- _GIVEN RECORDS_
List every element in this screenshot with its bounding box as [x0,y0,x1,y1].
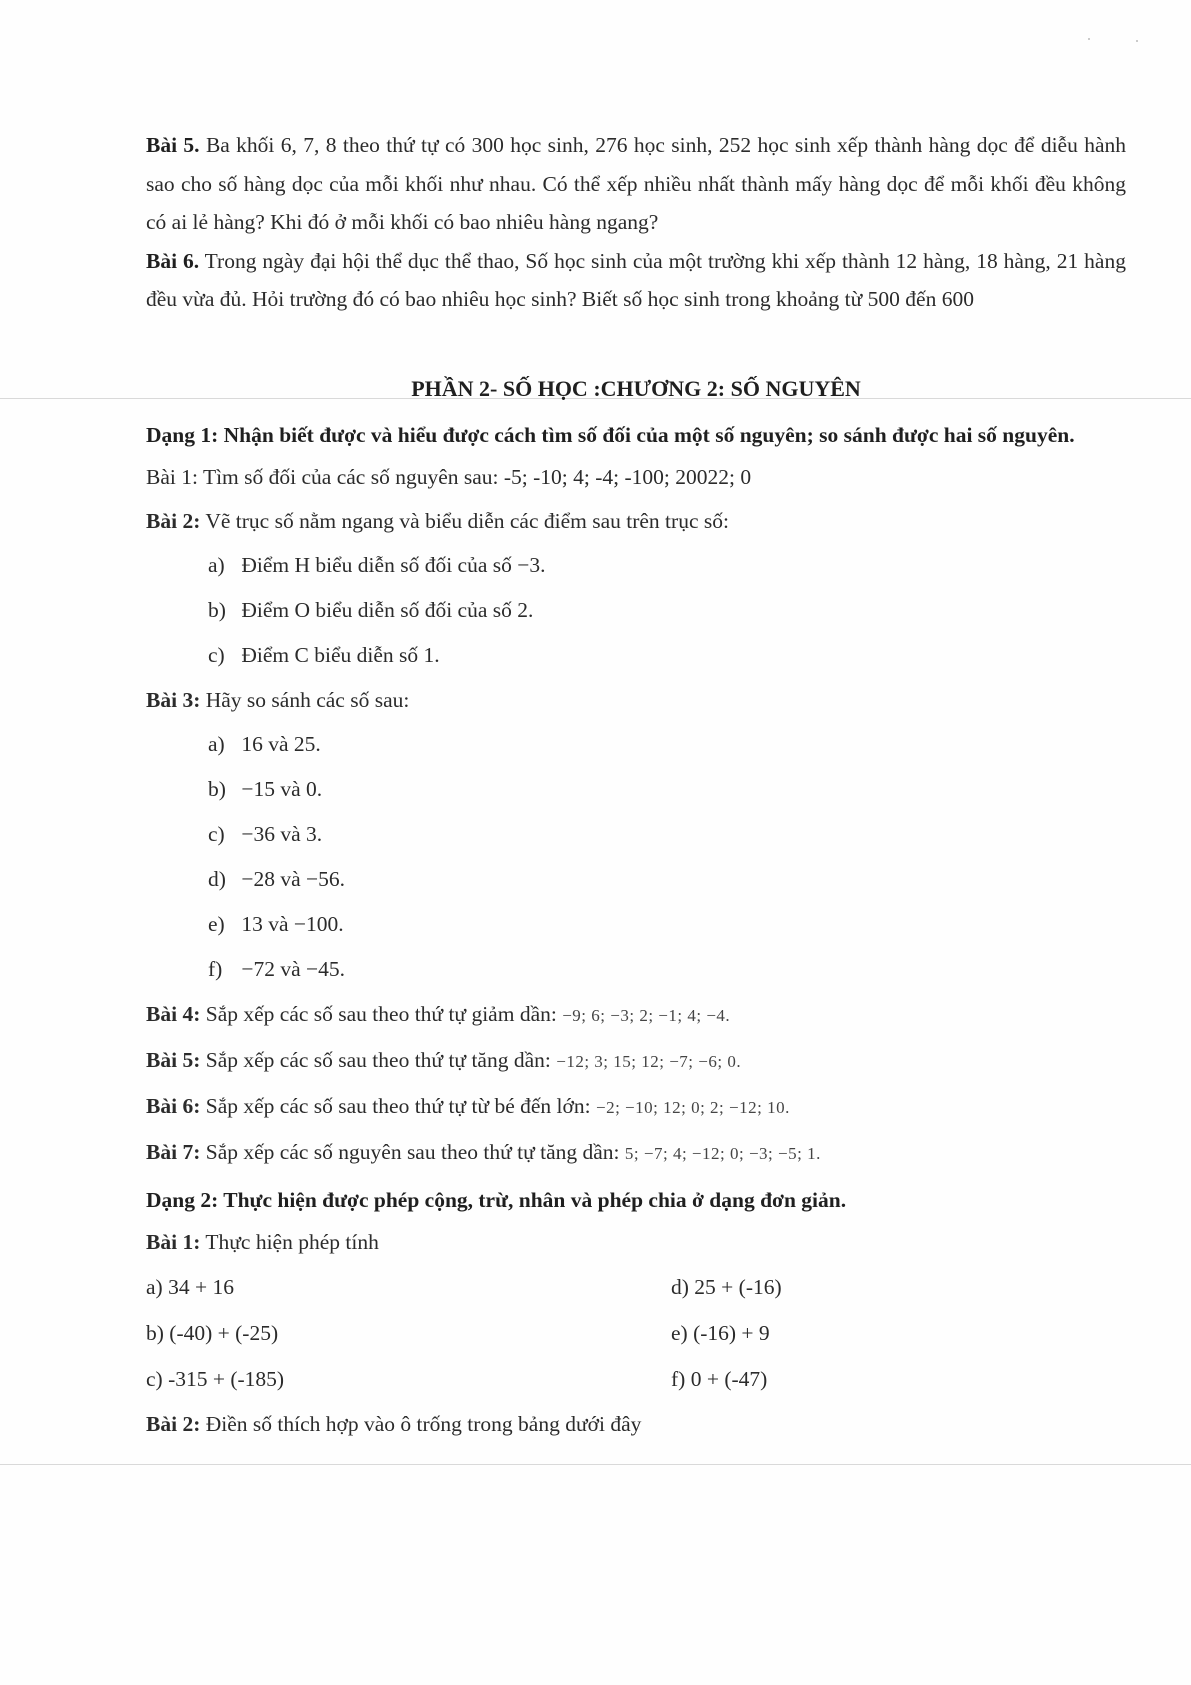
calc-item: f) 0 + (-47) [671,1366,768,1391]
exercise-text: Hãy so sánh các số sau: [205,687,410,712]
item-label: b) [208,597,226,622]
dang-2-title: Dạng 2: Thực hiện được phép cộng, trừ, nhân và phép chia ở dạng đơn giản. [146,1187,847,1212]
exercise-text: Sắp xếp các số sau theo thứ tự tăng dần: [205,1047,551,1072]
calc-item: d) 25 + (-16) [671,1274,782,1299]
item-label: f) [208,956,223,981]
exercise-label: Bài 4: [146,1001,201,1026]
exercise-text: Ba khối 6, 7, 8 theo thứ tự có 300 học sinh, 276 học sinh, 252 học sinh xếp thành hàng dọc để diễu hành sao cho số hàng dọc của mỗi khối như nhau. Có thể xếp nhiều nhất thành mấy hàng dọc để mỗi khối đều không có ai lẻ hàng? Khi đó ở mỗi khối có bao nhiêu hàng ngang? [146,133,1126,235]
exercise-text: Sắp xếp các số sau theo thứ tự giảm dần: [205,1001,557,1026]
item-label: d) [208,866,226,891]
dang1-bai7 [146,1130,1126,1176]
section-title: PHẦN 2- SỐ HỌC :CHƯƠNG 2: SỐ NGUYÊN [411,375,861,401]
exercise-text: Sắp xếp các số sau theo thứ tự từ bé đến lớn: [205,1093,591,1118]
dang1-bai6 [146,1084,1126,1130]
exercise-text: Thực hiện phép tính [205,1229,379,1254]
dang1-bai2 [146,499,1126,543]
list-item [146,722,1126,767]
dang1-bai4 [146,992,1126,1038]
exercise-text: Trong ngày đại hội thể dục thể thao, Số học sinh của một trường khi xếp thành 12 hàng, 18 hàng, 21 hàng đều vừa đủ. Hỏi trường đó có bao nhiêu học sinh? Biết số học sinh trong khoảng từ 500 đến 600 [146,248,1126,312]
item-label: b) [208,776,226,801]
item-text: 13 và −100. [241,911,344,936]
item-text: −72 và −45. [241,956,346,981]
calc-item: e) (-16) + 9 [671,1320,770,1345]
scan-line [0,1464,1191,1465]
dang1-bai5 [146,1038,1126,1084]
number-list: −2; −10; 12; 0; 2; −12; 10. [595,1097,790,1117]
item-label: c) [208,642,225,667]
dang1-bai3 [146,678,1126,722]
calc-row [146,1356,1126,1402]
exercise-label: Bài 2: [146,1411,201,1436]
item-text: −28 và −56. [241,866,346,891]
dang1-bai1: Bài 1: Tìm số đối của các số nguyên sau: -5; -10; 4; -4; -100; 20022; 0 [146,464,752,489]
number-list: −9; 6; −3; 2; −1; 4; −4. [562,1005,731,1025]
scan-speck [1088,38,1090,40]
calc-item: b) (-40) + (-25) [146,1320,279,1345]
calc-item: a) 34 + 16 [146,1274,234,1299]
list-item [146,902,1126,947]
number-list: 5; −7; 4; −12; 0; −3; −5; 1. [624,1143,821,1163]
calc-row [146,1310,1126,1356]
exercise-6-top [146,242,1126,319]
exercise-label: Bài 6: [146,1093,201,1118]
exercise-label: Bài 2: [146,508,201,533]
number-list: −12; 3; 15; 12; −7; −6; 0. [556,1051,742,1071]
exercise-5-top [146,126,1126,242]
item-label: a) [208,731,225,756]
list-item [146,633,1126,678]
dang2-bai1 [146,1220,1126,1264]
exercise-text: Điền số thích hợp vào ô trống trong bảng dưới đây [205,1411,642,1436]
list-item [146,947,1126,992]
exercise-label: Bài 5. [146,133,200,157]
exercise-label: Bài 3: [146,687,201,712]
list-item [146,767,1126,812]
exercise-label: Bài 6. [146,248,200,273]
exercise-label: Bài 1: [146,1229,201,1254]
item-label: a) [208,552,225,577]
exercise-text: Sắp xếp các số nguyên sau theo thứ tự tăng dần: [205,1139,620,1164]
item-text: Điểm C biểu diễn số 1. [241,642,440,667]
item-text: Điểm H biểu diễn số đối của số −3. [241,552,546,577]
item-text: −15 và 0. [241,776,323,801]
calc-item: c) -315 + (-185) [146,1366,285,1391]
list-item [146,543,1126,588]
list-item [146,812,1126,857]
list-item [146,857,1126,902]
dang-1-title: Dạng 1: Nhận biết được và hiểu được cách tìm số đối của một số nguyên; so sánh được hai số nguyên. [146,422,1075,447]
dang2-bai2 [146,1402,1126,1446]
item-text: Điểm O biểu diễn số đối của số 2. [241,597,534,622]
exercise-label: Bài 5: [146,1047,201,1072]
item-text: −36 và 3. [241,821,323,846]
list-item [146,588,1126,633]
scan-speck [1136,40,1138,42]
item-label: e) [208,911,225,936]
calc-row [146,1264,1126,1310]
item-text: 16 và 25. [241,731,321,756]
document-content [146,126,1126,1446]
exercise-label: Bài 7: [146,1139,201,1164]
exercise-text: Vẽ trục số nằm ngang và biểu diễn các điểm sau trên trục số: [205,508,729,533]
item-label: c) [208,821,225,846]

--

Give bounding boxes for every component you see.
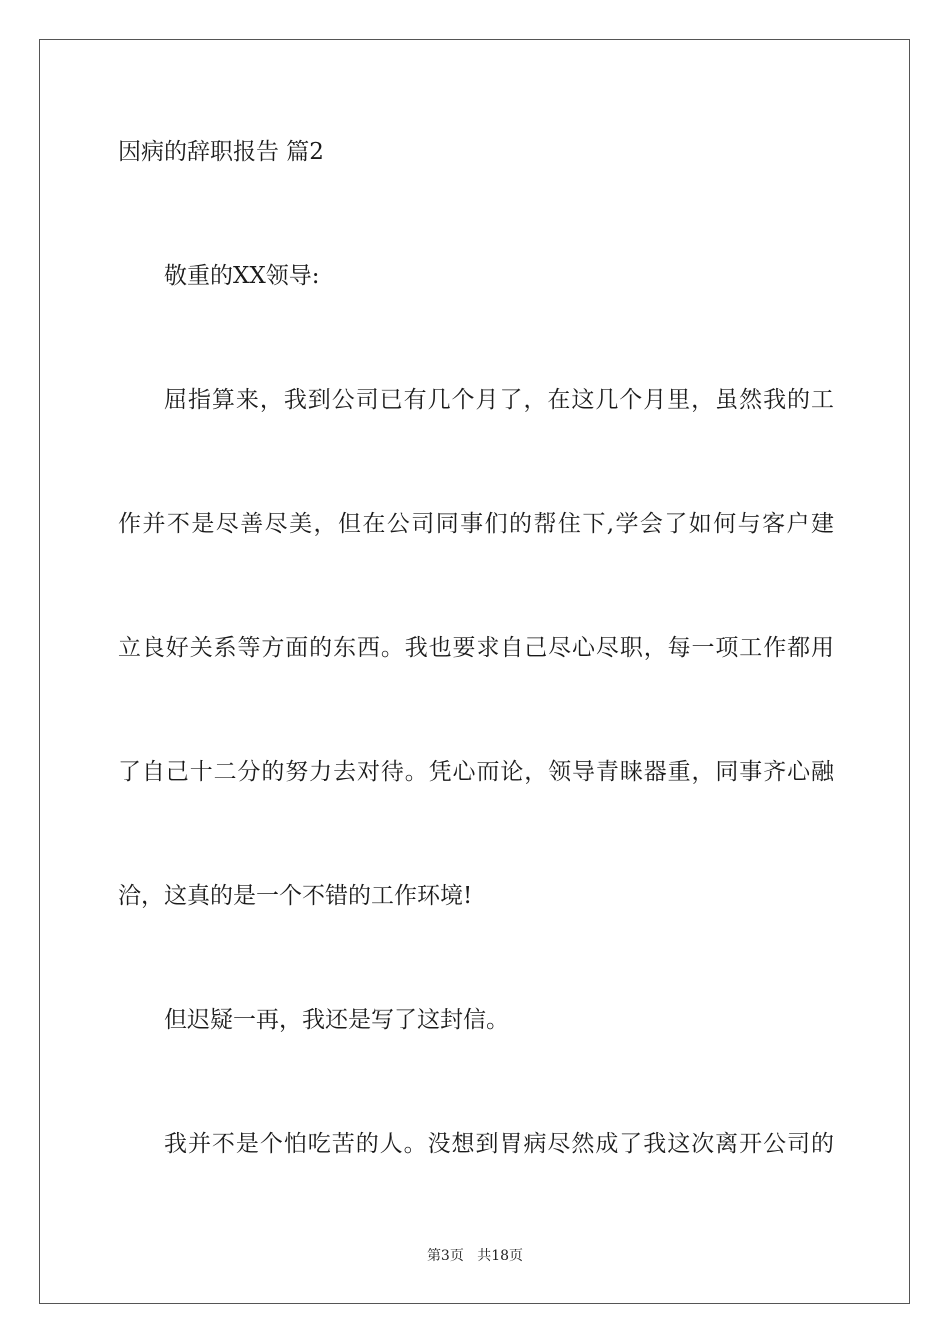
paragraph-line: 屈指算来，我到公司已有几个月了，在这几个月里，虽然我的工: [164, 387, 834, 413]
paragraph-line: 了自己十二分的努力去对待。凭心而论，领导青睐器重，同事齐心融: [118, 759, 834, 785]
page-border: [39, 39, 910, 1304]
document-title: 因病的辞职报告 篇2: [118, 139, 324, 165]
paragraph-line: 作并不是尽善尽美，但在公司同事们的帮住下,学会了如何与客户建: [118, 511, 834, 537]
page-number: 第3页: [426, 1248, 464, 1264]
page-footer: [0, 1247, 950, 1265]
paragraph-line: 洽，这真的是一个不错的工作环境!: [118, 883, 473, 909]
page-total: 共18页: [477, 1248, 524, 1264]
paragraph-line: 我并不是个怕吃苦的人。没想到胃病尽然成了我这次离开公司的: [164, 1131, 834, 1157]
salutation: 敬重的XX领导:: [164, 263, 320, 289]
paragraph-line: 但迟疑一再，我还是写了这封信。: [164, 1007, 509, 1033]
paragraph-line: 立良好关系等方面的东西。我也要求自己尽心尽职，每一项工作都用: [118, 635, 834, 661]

- _WHAT YOU NEED TO DO_
Copy out the lines above word for word, starting with the line containing "calc-item: f) 0 + (-47) [671,1366,768,1391]" and going on through the line containing "exercise-text: Sắp xếp các số sau theo thứ tự tăng", including both.

- _COMPLETE RESPONSE_
calc-item: f) 0 + (-47) [671,1366,768,1391]
exercise-text: Hãy so sánh các số sau: [205,687,410,712]
item-label: b) [208,597,226,622]
dang-2-title: Dạng 2: Thực hiện được phép cộng, trừ, nhân và phép chia ở dạng đơn giản. [146,1187,847,1212]
exercise-text: Sắp xếp các số sau theo thứ tự tăng dần: [205,1047,551,1072]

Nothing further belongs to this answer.